EXERCISE AIM - Go through the material and write it all out exactly, minus the pictures.

..........

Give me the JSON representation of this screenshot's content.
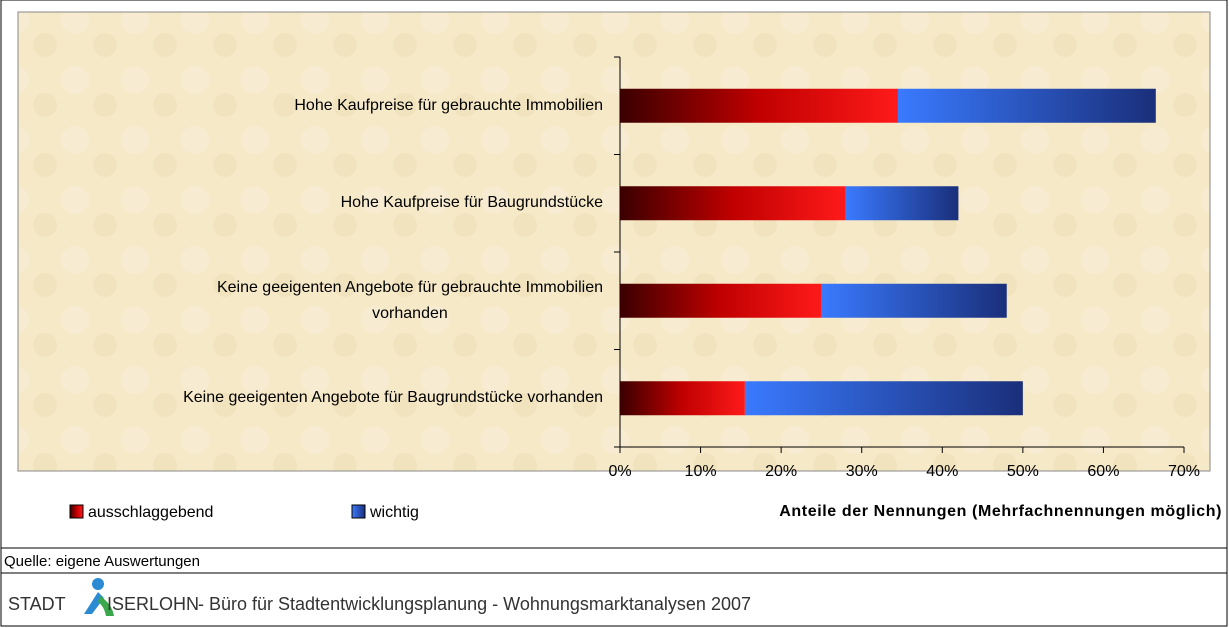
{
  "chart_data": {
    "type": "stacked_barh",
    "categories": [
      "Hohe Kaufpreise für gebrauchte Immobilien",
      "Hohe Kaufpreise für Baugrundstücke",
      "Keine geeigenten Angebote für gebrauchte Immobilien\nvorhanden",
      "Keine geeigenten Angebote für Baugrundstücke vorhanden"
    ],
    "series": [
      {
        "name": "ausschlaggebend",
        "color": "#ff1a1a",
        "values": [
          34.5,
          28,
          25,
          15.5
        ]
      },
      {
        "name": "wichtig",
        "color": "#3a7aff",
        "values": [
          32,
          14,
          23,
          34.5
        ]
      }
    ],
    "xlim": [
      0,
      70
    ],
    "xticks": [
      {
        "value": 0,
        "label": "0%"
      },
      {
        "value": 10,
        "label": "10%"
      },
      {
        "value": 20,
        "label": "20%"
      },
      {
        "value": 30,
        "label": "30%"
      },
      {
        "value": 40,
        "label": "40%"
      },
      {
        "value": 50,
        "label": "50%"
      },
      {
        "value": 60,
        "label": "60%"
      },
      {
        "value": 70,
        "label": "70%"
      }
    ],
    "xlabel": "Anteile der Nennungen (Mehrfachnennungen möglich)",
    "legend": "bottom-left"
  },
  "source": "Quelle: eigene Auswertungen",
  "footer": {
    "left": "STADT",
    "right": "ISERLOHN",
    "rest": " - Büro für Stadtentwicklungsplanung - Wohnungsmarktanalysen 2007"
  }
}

..........

RESPONSE TO THE EXERCISE -
Give me the JSON representation of this screenshot's content.
{
  "chart_data": {
    "type": "stacked_barh",
    "categories": [
      "Hohe Kaufpreise für gebrauchte Immobilien",
      "Hohe Kaufpreise für Baugrundstücke",
      "Keine geeigenten Angebote für gebrauchte Immobilien\nvorhanden",
      "Keine geeigenten Angebote für Baugrundstücke vorhanden"
    ],
    "series": [
      {
        "name": "ausschlaggebend",
        "color": "#ff1a1a",
        "values": [
          34.5,
          28,
          25,
          15.5
        ]
      },
      {
        "name": "wichtig",
        "color": "#3a7aff",
        "values": [
          32,
          14,
          23,
          34.5
        ]
      }
    ],
    "xlim": [
      0,
      70
    ],
    "xticks": [
      {
        "value": 0,
        "label": "0%"
      },
      {
        "value": 10,
        "label": "10%"
      },
      {
        "value": 20,
        "label": "20%"
      },
      {
        "value": 30,
        "label": "30%"
      },
      {
        "value": 40,
        "label": "40%"
      },
      {
        "value": 50,
        "label": "50%"
      },
      {
        "value": 60,
        "label": "60%"
      },
      {
        "value": 70,
        "label": "70%"
      }
    ],
    "xlabel": "Anteile der Nennungen (Mehrfachnennungen möglich)",
    "legend": "bottom-left"
  },
  "source": "Quelle: eigene Auswertungen",
  "footer": {
    "left": "STADT",
    "right": "ISERLOHN",
    "rest": " - Büro für Stadtentwicklungsplanung - Wohnungsmarktanalysen 2007"
  }
}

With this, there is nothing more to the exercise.